## Data records
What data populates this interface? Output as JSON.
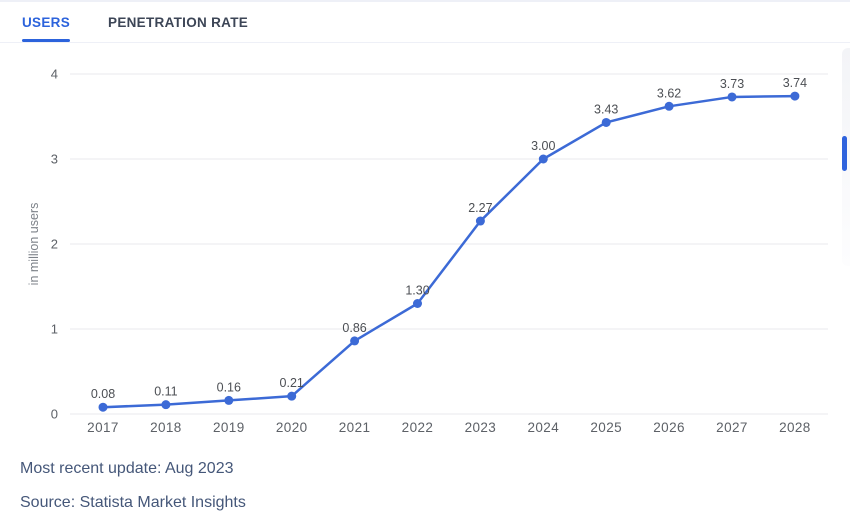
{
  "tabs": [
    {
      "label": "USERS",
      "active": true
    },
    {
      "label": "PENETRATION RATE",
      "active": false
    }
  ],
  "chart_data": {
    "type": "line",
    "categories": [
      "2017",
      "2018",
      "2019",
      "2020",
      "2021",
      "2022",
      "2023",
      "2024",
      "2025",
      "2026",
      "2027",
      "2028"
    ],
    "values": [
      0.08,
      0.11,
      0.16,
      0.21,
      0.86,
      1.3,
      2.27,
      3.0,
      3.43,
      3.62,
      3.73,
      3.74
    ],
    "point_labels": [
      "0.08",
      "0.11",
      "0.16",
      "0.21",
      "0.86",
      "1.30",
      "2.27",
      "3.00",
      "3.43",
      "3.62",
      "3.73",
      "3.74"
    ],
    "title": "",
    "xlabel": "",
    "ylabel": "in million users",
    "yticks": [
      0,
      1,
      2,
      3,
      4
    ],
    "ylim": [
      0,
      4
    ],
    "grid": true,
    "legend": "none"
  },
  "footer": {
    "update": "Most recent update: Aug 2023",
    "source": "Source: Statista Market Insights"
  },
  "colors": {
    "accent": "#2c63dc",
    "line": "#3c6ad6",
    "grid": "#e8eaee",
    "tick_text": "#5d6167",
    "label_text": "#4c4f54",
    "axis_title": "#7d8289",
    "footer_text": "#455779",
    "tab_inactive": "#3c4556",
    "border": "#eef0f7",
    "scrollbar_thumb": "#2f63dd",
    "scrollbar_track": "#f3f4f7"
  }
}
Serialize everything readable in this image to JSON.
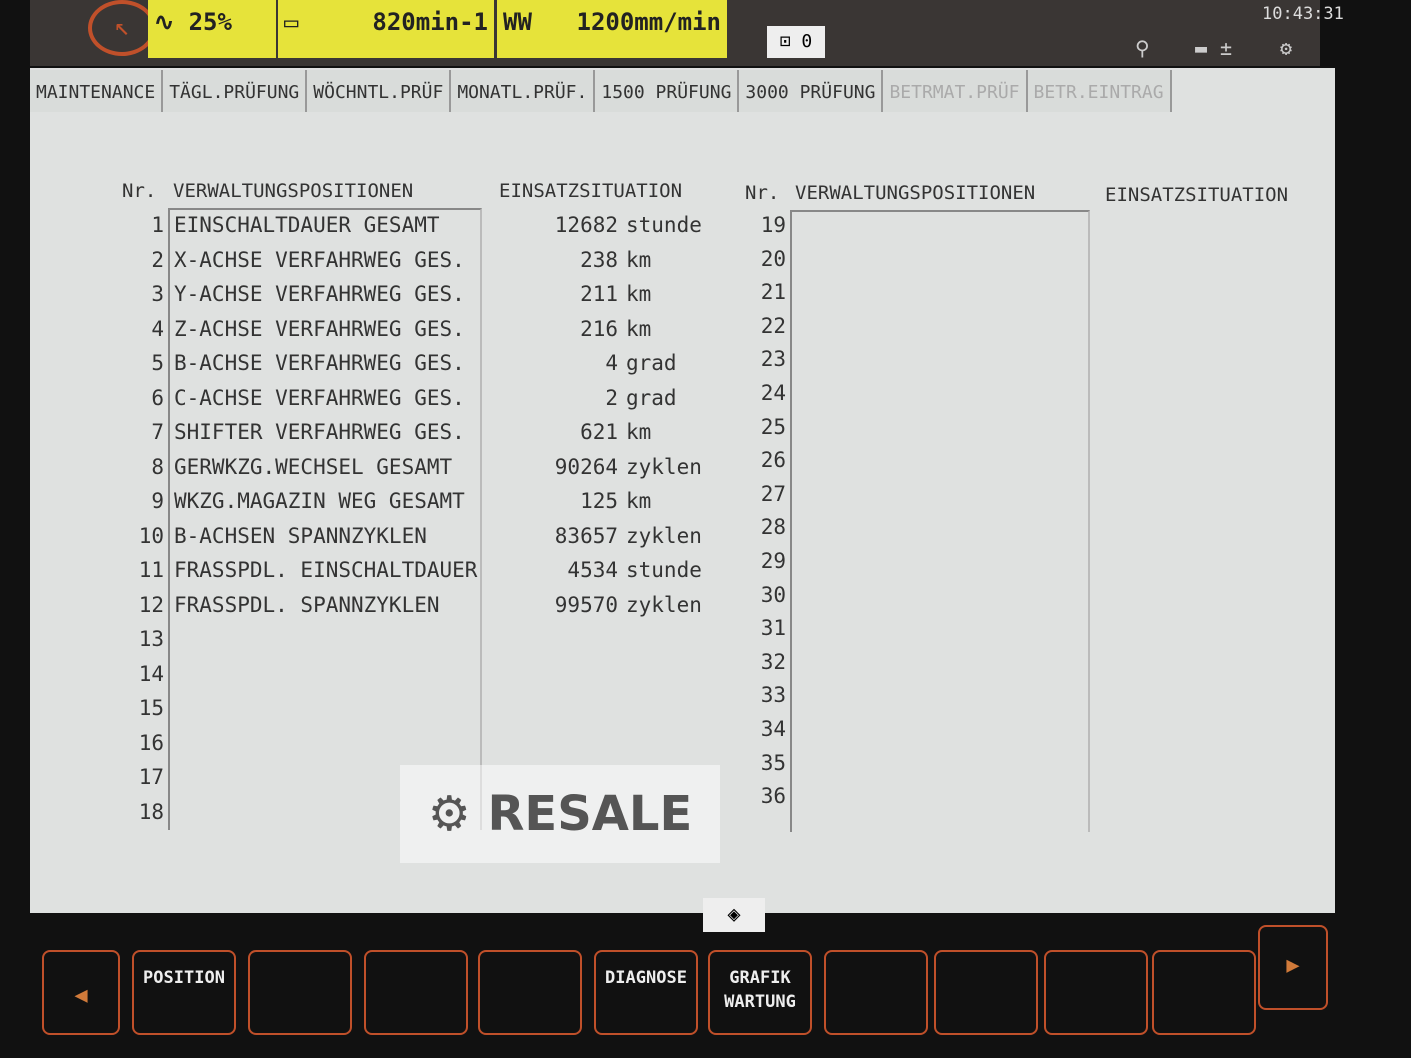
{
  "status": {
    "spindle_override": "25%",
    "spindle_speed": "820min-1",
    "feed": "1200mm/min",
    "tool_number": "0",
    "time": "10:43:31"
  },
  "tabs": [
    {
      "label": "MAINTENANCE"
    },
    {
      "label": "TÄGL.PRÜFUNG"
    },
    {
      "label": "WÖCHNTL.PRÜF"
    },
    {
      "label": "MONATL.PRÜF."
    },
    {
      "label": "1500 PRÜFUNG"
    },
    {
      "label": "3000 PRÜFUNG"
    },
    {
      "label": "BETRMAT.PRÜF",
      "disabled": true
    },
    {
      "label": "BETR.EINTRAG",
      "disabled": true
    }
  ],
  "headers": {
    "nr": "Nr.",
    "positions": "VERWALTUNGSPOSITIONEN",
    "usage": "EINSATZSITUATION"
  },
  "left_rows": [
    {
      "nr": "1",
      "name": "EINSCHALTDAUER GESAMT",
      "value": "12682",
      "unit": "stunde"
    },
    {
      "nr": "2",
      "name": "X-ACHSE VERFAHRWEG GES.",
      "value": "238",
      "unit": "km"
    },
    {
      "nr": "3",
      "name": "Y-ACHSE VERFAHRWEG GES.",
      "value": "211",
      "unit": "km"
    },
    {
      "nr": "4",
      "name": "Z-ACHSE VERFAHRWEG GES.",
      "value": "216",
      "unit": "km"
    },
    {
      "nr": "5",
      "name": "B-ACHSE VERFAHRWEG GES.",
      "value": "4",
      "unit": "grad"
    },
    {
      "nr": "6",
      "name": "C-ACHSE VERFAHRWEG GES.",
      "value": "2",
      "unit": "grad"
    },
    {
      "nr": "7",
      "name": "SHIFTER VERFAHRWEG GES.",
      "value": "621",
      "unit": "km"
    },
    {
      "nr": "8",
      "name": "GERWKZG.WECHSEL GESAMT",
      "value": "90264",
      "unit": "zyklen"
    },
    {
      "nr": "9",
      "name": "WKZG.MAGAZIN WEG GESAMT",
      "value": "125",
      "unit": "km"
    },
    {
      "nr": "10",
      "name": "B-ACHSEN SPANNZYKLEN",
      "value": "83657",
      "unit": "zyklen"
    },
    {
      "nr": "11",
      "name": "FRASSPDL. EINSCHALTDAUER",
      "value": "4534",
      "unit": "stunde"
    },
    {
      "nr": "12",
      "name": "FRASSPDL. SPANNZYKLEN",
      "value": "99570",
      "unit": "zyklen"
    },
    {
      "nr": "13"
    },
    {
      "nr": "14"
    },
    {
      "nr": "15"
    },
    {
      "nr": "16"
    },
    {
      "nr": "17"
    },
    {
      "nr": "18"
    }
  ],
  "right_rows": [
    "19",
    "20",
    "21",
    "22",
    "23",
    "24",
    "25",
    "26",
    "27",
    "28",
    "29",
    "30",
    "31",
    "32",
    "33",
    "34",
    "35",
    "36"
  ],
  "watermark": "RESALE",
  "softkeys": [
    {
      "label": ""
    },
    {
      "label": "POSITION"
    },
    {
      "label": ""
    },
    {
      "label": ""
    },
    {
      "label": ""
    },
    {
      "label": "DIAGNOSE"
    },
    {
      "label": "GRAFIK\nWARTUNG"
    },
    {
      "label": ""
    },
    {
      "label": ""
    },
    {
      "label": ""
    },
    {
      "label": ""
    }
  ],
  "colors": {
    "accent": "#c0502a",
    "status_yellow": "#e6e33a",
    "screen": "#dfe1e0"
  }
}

## What you will do
Every line in the data above that contains "this" needs to be copied.

## Written response
What data populates this interface? Output as JSON.
Serialize everything readable in this image to JSON.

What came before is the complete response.